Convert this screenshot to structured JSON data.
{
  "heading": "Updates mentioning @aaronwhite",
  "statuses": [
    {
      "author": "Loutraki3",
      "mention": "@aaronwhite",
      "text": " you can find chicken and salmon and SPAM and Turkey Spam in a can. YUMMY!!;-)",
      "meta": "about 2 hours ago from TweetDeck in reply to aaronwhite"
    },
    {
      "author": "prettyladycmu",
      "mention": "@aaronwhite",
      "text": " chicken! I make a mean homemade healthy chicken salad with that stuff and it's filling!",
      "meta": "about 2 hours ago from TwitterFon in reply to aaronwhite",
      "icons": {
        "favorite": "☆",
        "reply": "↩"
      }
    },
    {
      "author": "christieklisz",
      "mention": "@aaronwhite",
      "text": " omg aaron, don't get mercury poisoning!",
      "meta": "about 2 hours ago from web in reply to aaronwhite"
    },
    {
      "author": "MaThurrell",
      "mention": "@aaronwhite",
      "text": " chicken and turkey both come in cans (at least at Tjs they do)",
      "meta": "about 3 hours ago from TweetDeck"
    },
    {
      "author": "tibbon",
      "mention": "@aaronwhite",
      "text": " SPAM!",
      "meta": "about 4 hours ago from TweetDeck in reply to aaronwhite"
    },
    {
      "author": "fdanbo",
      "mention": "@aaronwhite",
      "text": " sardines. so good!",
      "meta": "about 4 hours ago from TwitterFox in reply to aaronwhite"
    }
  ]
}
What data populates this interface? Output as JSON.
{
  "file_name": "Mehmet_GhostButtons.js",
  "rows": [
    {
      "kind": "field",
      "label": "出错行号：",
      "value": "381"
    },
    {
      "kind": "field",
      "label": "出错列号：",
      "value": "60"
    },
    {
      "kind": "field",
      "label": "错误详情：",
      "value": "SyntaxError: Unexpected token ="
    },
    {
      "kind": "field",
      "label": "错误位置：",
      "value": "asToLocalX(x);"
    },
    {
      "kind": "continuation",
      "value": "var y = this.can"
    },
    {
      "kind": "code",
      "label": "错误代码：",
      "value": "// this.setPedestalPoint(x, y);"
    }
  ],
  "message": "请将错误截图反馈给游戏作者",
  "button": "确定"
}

---

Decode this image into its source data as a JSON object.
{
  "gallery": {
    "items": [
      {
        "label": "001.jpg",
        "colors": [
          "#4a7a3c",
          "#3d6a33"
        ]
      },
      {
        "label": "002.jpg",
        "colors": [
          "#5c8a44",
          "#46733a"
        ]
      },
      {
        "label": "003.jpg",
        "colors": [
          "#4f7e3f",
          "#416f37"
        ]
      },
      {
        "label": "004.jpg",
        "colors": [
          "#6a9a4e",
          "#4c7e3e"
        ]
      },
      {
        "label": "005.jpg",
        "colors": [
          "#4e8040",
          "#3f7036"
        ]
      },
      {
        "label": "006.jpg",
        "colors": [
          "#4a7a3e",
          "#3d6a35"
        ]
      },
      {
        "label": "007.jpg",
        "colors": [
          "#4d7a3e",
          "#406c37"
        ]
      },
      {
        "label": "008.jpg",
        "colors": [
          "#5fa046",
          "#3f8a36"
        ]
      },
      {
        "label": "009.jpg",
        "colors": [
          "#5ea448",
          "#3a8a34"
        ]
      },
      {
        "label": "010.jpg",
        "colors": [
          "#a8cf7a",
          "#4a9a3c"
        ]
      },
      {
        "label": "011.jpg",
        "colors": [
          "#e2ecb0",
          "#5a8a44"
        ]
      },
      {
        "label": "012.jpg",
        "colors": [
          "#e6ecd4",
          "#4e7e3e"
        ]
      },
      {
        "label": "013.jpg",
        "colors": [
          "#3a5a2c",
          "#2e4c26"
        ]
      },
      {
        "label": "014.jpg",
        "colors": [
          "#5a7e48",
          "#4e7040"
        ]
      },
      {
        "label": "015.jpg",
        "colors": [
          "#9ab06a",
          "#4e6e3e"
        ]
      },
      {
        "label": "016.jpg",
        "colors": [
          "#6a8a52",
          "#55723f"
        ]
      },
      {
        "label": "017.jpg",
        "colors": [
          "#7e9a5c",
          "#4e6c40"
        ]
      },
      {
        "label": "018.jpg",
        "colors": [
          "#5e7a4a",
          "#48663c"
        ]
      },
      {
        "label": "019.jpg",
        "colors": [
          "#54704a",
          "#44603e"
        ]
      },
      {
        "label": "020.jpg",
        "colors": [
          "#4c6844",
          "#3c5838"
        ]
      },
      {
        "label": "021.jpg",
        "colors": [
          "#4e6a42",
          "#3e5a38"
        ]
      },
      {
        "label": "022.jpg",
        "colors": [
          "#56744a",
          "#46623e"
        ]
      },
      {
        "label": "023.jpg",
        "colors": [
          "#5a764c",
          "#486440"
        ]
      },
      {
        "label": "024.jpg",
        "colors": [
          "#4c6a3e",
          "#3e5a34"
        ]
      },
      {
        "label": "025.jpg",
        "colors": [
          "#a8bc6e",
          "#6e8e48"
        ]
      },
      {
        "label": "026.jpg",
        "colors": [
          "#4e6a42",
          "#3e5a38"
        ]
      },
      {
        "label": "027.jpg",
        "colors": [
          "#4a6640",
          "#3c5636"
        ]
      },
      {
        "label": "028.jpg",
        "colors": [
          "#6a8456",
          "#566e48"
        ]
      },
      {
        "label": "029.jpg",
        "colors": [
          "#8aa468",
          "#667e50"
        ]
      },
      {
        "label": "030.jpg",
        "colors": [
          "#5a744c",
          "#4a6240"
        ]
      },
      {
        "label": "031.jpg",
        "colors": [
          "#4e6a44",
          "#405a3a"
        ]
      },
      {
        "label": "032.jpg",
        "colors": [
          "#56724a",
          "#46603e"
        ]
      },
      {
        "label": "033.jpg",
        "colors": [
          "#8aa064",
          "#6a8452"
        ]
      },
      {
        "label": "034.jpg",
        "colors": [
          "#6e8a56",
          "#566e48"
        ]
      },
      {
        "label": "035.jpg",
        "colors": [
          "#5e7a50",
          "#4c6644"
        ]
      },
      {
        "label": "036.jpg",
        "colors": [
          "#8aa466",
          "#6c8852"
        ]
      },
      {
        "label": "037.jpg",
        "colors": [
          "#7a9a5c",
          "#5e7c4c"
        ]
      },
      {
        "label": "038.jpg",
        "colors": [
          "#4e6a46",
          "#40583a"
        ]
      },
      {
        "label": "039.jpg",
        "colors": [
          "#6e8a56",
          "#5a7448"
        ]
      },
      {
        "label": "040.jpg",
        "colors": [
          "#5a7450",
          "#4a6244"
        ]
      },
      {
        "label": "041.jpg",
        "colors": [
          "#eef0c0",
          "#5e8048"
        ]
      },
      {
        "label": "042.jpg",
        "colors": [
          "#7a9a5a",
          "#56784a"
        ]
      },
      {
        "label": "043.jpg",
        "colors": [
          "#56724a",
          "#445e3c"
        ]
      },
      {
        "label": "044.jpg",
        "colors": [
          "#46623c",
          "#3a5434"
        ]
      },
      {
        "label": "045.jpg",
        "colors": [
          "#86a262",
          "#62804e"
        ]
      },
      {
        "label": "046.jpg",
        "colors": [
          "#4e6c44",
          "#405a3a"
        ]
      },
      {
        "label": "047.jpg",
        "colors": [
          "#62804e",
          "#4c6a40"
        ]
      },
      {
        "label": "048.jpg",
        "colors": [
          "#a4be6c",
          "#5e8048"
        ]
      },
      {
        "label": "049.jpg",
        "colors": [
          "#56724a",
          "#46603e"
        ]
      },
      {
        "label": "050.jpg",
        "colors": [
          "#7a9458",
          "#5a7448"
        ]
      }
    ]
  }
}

▶ Short exercise: Read the lines above. Gather those in which the string "this" is found.

▶ Task output:
Convert this screenshot to structured JSON data.
What data populates this interface? Output as JSON.
      "value": "var y = this.can"
      "value": "// this.setPedestalPoint(x, y);"
Decode this image into its source data as a JSON object.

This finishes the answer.